▸ TASK DIRECTIONS: Repeat the records below exactly.

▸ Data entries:
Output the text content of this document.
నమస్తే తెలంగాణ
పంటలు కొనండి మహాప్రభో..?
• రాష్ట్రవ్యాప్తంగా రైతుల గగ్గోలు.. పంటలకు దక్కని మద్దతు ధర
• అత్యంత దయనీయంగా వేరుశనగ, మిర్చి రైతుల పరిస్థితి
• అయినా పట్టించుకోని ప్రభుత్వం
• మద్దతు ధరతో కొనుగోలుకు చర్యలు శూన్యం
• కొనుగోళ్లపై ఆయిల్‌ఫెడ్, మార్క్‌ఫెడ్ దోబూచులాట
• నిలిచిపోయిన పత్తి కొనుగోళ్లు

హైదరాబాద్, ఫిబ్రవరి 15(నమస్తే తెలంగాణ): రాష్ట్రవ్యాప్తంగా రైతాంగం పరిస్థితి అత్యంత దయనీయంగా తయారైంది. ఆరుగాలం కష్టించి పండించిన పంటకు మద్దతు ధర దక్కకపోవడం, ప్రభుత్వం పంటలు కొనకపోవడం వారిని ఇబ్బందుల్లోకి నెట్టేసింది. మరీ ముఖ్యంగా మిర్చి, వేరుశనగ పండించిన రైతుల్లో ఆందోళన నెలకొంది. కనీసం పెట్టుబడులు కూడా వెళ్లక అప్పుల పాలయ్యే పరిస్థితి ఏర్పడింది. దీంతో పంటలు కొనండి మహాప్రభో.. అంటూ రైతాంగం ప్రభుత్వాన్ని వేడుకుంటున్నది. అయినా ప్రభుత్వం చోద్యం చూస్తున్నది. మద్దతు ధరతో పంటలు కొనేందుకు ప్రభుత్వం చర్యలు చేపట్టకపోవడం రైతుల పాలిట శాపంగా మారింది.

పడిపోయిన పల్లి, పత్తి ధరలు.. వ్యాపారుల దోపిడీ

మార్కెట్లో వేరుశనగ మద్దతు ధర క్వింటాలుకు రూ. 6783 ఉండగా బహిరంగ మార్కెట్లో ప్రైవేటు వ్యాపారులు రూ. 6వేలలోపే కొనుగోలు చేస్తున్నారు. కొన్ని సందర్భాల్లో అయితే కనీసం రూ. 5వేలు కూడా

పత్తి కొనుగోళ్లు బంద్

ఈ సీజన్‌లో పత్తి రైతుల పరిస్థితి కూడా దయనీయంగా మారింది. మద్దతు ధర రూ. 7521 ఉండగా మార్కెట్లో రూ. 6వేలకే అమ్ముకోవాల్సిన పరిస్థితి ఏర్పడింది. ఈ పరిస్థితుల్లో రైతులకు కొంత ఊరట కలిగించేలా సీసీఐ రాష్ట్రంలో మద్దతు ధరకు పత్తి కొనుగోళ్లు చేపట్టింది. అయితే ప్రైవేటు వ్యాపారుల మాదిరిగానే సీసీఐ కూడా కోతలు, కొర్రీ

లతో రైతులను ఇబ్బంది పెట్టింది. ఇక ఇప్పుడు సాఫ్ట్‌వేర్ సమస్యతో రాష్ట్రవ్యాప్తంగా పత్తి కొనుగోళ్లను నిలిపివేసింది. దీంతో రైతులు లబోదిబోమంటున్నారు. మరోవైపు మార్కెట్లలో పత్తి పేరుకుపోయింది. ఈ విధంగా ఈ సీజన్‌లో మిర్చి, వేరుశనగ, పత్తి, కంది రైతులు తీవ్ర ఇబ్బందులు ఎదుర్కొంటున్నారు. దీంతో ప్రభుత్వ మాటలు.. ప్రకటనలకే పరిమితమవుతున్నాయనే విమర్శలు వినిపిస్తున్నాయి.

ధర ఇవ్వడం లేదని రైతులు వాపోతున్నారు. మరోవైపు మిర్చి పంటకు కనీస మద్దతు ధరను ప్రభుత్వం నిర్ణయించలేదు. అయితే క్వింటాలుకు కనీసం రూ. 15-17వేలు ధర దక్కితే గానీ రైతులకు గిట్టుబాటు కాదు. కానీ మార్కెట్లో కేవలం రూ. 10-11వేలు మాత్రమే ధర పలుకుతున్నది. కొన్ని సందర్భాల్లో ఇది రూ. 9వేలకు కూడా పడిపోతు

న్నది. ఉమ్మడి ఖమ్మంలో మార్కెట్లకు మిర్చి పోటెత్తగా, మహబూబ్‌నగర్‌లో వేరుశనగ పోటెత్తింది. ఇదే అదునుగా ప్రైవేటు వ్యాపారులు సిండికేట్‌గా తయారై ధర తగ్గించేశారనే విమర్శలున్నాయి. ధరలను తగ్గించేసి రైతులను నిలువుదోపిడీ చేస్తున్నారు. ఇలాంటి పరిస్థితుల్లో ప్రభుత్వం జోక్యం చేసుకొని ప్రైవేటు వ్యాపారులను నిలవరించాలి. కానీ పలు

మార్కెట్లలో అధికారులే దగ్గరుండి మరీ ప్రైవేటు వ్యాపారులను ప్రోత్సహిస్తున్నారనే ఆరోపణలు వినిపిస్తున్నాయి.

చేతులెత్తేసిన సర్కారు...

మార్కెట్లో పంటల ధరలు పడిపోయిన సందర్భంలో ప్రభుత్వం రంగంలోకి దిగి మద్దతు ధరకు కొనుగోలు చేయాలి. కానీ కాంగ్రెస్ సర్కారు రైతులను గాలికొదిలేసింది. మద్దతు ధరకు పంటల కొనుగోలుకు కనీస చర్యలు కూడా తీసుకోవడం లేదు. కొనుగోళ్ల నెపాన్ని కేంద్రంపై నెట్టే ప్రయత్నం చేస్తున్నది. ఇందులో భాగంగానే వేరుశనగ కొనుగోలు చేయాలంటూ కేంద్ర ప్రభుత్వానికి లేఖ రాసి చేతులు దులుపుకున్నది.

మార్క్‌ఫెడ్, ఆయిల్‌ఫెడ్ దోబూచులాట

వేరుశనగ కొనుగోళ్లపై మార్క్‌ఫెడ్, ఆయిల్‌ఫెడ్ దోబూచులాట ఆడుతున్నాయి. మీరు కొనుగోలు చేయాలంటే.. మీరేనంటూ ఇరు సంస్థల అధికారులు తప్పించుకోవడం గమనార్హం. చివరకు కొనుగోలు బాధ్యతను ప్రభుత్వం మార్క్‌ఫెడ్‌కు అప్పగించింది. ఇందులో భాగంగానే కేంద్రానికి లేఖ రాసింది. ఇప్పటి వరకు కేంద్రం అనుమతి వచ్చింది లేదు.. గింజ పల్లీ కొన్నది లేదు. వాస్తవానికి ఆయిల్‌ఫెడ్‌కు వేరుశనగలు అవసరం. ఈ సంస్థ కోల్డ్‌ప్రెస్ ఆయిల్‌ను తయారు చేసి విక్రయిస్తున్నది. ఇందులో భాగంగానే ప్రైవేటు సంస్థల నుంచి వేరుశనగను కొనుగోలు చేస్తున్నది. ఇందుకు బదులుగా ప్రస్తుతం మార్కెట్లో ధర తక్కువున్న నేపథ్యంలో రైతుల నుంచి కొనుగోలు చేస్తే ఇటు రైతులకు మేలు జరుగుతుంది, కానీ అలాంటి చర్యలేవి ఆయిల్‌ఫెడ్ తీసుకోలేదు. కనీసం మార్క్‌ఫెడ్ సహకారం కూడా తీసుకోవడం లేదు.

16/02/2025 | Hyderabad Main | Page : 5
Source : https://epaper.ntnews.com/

▸ RIGHT ANSWER:
Output the text content of this document.
నమస్తే తెలంగాణ
పంటలు కొనండి మహాప్రభో..?
• రాష్ట్రవ్యాప్తంగా రైతుల గగ్గోలు.. పంటలకు దక్కని మద్దతు ధర
• అత్యంత దయనీయంగా వేరుశనగ, మిర్చి రైతుల పరిస్థితి
• అయినా పట్టించుకోని ప్రభుత్వం
• మద్దతు ధరతో కొనుగోలుకు చర్యలు శూన్యం
• కొనుగోళ్లపై ఆయిల్‌ఫెడ్, మార్క్‌ఫెడ్ దోబూచులాట
• నిలిచిపోయిన పత్తి కొనుగోళ్లు

హైదరాబాద్, ఫిబ్రవరి 15(నమస్తే తెలంగాణ): రాష్ట్రవ్యాప్తంగా రైతాంగం పరిస్థితి అత్యంత దయనీయంగా తయారైంది. ఆరుగాలం కష్టించి పండించిన పంటకు మద్దతు ధర దక్కకపోవడం, ప్రభుత్వం పంటలు కొనకపోవడం వారిని ఇబ్బందుల్లోకి నెట్టేసింది. మరీ ముఖ్యంగా మిర్చి, వేరుశనగ పండించిన రైతుల్లో ఆందోళన నెలకొంది. కనీసం పెట్టుబడులు కూడా వెళ్లక అప్పుల పాలయ్యే పరిస్థితి ఏర్పడింది. దీంతో పంటలు కొనండి మహాప్రభో.. అంటూ రైతాంగం ప్రభుత్వాన్ని వేడుకుంటున్నది. అయినా ప్రభుత్వం చోద్యం చూస్తున్నది. మద్దతు ధరతో పంటలు కొనేందుకు ప్రభుత్వం చర్యలు చేపట్టకపోవడం రైతుల పాలిట శాపంగా మారింది.

పడిపోయిన పల్లి, పత్తి ధరలు.. వ్యాపారుల దోపిడీ

మార్కెట్లో వేరుశనగ మద్దతు ధర క్వింటాలుకు రూ. 6783 ఉండగా బహిరంగ మార్కెట్లో ప్రైవేటు వ్యాపారులు రూ. 6వేలలోపే కొనుగోలు చేస్తున్నారు. కొన్ని సందర్భాల్లో అయితే కనీసం రూ. 5వేలు కూడా

పత్తి కొనుగోళ్లు బంద్

ఈ సీజన్‌లో పత్తి రైతుల పరిస్థితి కూడా దయనీయంగా మారింది. మద్దతు ధర రూ. 7521 ఉండగా మార్కెట్లో రూ. 6వేలకే అమ్ముకోవాల్సిన పరిస్థితి ఏర్పడింది. ఈ పరిస్థితుల్లో రైతులకు కొంత ఊరట కలిగించేలా సీసీఐ రాష్ట్రంలో మద్దతు ధరకు పత్తి కొనుగోళ్లు చేపట్టింది. అయితే ప్రైవేటు వ్యాపారుల మాదిరిగానే సీసీఐ కూడా కోతలు, కొర్రీ

లతో రైతులను ఇబ్బంది పెట్టింది. ఇక ఇప్పుడు సాఫ్ట్‌వేర్ సమస్యతో రాష్ట్రవ్యాప్తంగా పత్తి కొనుగోళ్లను నిలిపివేసింది. దీంతో రైతులు లబోదిబోమంటున్నారు. మరోవైపు మార్కెట్లలో పత్తి పేరుకుపోయింది. ఈ విధంగా ఈ సీజన్‌లో మిర్చి, వేరుశనగ, పత్తి, కంది రైతులు తీవ్ర ఇబ్బందులు ఎదుర్కొంటున్నారు. దీంతో ప్రభుత్వ మాటలు.. ప్రకటనలకే పరిమితమవుతున్నాయనే విమర్శలు వినిపిస్తున్నాయి.

ధర ఇవ్వడం లేదని రైతులు వాపోతున్నారు. మరోవైపు మిర్చి పంటకు కనీస మద్దతు ధరను ప్రభుత్వం నిర్ణయించలేదు. అయితే క్వింటాలుకు కనీసం రూ. 15-17వేలు ధర దక్కితే గానీ రైతులకు గిట్టుబాటు కాదు. కానీ మార్కెట్లో కేవలం రూ. 10-11వేలు మాత్రమే ధర పలుకుతున్నది. కొన్ని సందర్భాల్లో ఇది రూ. 9వేలకు కూడా పడిపోతు

న్నది. ఉమ్మడి ఖమ్మంలో మార్కెట్లకు మిర్చి పోటెత్తగా, మహబూబ్‌నగర్‌లో వేరుశనగ పోటెత్తింది. ఇదే అదునుగా ప్రైవేటు వ్యాపారులు సిండికేట్‌గా తయారై ధర తగ్గించేశారనే విమర్శలున్నాయి. ధరలను తగ్గించేసి రైతులను నిలువుదోపిడీ చేస్తున్నారు. ఇలాంటి పరిస్థితుల్లో ప్రభుత్వం జోక్యం చేసుకొని ప్రైవేటు వ్యాపారులను నిలవరించాలి. కానీ పలు

మార్కెట్లలో అధికారులే దగ్గరుండి మరీ ప్రైవేటు వ్యాపారులను ప్రోత్సహిస్తున్నారనే ఆరోపణలు వినిపిస్తున్నాయి.

చేతులెత్తేసిన సర్కారు...

మార్కెట్లో పంటల ధరలు పడిపోయిన సందర్భంలో ప్రభుత్వం రంగంలోకి దిగి మద్దతు ధరకు కొనుగోలు చేయాలి. కానీ కాంగ్రెస్ సర్కారు రైతులను గాలికొదిలేసింది. మద్దతు ధరకు పంటల కొనుగోలుకు కనీస చర్యలు కూడా తీసుకోవడం లేదు. కొనుగోళ్ల నెపాన్ని కేంద్రంపై నెట్టే ప్రయత్నం చేస్తున్నది. ఇందులో భాగంగానే వేరుశనగ కొనుగోలు చేయాలంటూ కేంద్ర ప్రభుత్వానికి లేఖ రాసి చేతులు దులుపుకున్నది.

మార్క్‌ఫెడ్, ఆయిల్‌ఫెడ్ దోబూచులాట

వేరుశనగ కొనుగోళ్లపై మార్క్‌ఫెడ్, ఆయిల్‌ఫెడ్ దోబూచులాట ఆడుతున్నాయి. మీరు కొనుగోలు చేయాలంటే.. మీరేనంటూ ఇరు సంస్థల అధికారులు తప్పించుకోవడం గమనార్హం. చివరకు కొనుగోలు బాధ్యతను ప్రభుత్వం మార్క్‌ఫెడ్‌కు అప్పగించింది. ఇందులో భాగంగానే కేంద్రానికి లేఖ రాసింది. ఇప్పటి వరకు కేంద్రం అనుమతి వచ్చింది లేదు.. గింజ పల్లీ కొన్నది లేదు. వాస్తవానికి ఆయిల్‌ఫెడ్‌కు వేరుశనగలు అవసరం. ఈ సంస్థ కోల్డ్‌ప్రెస్ ఆయిల్‌ను తయారు చేసి విక్రయిస్తున్నది. ఇందులో భాగంగానే ప్రైవేటు సంస్థల నుంచి వేరుశనగను కొనుగోలు చేస్తున్నది. ఇందుకు బదులుగా ప్రస్తుతం మార్కెట్లో ధర తక్కువున్న నేపథ్యంలో రైతుల నుంచి కొనుగోలు చేస్తే ఇటు రైతులకు మేలు జరుగుతుంది, కానీ అలాంటి చర్యలేవి ఆయిల్‌ఫెడ్ తీసుకోలేదు. కనీసం మార్క్‌ఫెడ్ సహకారం కూడా తీసుకోవడం లేదు.

16/02/2025 | Hyderabad Main | Page : 5
Source : https://epaper.ntnews.com/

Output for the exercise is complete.